Stored data

--------------------------------

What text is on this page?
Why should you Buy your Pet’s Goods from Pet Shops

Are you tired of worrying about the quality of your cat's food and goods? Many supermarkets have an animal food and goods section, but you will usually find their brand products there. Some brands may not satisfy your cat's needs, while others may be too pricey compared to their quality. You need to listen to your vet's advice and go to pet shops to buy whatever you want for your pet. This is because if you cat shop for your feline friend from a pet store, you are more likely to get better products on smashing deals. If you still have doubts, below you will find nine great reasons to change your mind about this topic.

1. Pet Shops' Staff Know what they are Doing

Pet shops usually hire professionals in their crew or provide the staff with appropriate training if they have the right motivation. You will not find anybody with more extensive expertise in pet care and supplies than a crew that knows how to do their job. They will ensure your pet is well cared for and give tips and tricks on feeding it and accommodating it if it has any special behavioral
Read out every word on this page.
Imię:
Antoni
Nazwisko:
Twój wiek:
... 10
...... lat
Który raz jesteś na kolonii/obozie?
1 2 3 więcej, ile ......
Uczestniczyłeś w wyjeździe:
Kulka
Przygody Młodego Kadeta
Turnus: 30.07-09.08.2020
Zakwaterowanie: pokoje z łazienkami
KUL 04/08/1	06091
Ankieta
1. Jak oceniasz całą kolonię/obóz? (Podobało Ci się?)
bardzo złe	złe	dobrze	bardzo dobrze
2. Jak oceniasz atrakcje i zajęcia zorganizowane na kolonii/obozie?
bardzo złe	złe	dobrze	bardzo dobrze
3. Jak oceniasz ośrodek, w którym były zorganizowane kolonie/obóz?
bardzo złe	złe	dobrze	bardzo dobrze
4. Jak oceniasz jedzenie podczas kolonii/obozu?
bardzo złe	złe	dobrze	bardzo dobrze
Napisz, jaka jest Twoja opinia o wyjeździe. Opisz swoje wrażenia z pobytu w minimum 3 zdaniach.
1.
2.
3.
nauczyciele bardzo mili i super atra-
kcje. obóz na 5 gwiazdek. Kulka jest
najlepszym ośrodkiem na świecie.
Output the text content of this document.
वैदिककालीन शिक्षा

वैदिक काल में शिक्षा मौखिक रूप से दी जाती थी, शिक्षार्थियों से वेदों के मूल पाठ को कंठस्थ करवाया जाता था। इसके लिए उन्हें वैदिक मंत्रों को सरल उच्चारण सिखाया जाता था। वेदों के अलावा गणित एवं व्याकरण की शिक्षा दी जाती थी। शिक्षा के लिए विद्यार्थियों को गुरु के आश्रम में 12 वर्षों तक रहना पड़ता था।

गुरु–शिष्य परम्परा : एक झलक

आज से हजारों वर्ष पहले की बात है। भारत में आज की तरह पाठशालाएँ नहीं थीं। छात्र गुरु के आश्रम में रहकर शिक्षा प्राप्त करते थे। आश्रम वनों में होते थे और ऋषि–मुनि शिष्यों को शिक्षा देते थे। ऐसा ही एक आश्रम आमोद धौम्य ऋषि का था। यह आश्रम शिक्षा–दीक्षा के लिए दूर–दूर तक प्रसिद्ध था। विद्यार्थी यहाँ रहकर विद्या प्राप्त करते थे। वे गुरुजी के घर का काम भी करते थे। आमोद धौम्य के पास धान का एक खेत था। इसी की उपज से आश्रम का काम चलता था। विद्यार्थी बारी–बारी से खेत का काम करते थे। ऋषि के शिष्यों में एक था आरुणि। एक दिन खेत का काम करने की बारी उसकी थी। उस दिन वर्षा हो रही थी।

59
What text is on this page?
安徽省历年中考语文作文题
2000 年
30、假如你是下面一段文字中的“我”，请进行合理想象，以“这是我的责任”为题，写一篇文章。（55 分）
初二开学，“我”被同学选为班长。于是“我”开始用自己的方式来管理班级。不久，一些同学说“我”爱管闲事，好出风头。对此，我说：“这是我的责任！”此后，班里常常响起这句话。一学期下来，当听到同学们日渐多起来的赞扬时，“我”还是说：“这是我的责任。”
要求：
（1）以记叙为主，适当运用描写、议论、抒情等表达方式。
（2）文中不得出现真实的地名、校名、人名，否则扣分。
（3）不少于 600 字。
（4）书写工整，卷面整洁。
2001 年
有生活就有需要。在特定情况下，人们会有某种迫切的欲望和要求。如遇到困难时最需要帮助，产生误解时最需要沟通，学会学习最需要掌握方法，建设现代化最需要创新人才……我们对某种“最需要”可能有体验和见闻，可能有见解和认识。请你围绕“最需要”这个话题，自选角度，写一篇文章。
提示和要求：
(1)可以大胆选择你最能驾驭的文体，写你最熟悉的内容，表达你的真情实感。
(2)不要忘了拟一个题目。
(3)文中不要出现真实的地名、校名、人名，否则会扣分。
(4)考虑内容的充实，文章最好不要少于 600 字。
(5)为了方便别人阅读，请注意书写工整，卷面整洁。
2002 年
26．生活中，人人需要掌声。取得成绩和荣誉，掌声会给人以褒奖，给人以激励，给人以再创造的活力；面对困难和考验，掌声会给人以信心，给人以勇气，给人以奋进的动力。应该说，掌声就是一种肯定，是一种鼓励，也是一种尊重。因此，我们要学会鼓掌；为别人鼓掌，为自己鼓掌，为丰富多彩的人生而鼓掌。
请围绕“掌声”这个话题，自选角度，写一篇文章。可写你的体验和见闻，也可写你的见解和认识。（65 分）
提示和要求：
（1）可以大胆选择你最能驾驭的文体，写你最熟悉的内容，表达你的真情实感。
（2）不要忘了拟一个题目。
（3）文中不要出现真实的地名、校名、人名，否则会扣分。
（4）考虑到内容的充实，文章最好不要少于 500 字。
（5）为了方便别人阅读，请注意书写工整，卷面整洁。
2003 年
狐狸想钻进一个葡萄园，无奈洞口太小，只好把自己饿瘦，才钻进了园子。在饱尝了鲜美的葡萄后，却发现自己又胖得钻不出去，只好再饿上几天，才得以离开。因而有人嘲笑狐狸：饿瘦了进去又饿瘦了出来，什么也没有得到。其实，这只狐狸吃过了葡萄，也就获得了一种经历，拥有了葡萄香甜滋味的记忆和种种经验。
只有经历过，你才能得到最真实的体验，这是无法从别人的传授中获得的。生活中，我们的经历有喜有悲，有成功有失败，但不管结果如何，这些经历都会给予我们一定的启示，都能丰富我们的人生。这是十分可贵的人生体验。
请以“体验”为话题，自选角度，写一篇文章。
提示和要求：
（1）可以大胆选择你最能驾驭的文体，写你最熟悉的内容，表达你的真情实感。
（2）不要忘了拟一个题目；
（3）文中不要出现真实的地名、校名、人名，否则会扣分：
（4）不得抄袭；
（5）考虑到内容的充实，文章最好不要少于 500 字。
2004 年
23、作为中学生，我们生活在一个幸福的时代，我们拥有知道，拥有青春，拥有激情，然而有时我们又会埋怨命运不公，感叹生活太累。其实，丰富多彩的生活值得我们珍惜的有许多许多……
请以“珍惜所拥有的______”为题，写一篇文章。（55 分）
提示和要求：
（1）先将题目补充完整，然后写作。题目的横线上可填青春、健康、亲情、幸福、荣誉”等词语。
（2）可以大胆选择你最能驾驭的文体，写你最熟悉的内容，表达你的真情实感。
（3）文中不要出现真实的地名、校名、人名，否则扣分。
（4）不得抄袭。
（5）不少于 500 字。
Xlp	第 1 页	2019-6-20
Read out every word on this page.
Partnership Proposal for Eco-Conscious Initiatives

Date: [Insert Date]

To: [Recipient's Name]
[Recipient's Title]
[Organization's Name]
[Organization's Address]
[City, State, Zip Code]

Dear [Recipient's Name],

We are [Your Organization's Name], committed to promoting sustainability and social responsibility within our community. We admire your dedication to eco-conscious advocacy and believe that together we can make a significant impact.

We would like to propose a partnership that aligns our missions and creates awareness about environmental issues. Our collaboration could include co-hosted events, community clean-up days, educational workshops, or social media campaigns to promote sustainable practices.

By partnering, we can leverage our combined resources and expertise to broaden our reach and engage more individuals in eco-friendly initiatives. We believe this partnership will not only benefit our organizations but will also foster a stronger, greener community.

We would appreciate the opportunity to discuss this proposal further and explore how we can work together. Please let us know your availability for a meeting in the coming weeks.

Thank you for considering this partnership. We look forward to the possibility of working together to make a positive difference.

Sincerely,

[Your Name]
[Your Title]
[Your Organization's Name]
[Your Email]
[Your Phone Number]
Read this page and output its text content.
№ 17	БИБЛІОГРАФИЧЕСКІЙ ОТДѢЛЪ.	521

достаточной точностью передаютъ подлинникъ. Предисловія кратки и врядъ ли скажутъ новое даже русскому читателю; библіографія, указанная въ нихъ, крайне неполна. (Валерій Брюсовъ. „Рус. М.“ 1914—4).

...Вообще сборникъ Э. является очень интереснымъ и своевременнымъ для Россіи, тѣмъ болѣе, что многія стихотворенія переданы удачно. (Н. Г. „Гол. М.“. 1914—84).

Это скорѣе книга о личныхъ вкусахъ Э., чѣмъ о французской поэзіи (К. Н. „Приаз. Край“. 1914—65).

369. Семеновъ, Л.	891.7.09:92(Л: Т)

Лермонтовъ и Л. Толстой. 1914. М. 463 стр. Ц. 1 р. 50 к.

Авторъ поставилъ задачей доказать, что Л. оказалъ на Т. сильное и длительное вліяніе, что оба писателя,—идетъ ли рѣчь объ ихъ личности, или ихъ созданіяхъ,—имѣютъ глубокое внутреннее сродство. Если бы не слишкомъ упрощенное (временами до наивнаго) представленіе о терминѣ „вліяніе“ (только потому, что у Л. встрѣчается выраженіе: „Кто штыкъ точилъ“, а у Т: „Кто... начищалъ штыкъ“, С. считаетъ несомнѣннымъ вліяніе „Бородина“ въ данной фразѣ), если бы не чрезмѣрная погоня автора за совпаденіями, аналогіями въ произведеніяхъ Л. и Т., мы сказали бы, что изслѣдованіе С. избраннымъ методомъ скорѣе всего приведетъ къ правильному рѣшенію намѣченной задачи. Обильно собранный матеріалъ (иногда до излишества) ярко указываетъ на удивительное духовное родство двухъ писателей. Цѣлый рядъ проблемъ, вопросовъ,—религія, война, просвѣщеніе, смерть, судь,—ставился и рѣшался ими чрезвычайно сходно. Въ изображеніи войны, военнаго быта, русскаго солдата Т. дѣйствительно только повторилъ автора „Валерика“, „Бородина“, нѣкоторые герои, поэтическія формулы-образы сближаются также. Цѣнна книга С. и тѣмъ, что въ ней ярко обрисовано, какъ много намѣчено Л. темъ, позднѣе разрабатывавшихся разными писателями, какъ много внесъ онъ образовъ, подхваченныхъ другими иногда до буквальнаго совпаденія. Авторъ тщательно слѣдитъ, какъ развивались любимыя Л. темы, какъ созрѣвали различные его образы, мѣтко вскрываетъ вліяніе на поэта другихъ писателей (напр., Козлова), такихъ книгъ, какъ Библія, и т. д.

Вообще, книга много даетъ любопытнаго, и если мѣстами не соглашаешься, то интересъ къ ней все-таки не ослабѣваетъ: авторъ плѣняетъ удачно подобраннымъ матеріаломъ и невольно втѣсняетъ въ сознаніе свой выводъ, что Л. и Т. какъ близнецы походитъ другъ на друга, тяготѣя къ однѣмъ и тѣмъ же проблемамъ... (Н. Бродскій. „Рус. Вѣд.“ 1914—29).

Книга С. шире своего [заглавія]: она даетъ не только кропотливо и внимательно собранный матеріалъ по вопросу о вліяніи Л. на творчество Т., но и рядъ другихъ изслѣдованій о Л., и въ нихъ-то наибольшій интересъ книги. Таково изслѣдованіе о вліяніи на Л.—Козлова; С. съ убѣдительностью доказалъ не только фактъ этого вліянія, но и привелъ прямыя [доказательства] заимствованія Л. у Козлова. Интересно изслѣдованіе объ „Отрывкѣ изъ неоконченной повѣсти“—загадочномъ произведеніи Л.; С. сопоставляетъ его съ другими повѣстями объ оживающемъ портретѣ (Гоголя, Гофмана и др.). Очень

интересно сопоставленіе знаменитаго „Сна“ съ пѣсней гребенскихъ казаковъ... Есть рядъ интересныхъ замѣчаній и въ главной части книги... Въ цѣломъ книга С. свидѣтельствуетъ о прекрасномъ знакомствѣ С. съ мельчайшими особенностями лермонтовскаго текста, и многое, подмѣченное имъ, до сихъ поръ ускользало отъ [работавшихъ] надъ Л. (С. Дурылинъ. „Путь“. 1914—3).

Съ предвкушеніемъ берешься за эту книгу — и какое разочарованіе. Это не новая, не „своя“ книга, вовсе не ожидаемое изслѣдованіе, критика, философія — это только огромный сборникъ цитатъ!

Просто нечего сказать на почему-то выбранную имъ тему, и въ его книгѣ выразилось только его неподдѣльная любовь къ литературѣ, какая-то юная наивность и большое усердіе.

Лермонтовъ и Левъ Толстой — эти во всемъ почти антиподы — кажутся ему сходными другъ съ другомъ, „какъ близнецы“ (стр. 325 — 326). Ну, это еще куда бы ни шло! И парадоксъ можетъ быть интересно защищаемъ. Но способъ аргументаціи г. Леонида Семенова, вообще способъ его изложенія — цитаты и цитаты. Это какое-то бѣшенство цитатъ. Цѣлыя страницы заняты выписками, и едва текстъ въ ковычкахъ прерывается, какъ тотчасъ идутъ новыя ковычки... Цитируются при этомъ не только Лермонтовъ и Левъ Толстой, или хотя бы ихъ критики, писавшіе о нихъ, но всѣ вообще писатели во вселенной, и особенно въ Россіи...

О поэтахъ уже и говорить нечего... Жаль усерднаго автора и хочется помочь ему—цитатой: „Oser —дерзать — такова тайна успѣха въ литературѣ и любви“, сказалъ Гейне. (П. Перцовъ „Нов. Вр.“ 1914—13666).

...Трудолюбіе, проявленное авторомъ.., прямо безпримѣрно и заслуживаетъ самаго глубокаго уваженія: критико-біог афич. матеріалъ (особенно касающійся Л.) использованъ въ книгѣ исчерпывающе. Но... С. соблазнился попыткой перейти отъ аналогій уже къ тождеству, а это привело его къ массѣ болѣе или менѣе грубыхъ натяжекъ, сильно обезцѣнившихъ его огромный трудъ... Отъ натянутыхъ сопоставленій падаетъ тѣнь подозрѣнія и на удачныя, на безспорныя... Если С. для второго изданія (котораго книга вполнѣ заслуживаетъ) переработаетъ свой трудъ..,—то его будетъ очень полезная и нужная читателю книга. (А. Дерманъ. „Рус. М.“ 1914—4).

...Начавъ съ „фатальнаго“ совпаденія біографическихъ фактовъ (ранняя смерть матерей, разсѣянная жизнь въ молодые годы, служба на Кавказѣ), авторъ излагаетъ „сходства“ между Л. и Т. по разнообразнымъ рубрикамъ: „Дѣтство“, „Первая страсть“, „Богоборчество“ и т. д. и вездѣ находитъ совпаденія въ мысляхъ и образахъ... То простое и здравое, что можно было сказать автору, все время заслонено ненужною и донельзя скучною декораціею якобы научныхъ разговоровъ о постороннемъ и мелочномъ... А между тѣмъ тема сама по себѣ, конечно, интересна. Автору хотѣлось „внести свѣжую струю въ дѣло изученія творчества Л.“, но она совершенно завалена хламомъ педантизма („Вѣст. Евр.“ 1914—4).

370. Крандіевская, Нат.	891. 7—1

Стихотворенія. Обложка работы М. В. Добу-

--------------------------------

Task to carry out
Extract every line of the records above that contains the word "Россіи".

Worked answer
...Вообще сборникъ Э. является очень интереснымъ и своевременнымъ для Россіи, тѣмъ болѣе, что многія стихотворенія переданы удачно. (Н. Г. „Гол. М.“. 1914—84).
Лермонтовъ и Левъ Толстой — эти во всемъ почти антиподы — кажутся ему сходными другъ съ другомъ, „какъ близнецы“ (стр. 325 — 326). Ну, это еще куда бы ни шло! И парадоксъ можетъ быть интересно защищаемъ. Но способъ аргументаціи г. Леонида Семенова, вообще способъ его изложенія — цитаты и цитаты. Это какое-то бѣшенство цитатъ. Цѣлыя страницы заняты выписками, и едва текстъ въ ковычкахъ прерывается, какъ тотчасъ идутъ новыя ковычки... Цитируются при этомъ не только Лермонтовъ и Левъ Толстой, или хотя бы ихъ критики, писавшіе о нихъ, но всѣ вообще писатели во вселенной, и особенно въ Россіи...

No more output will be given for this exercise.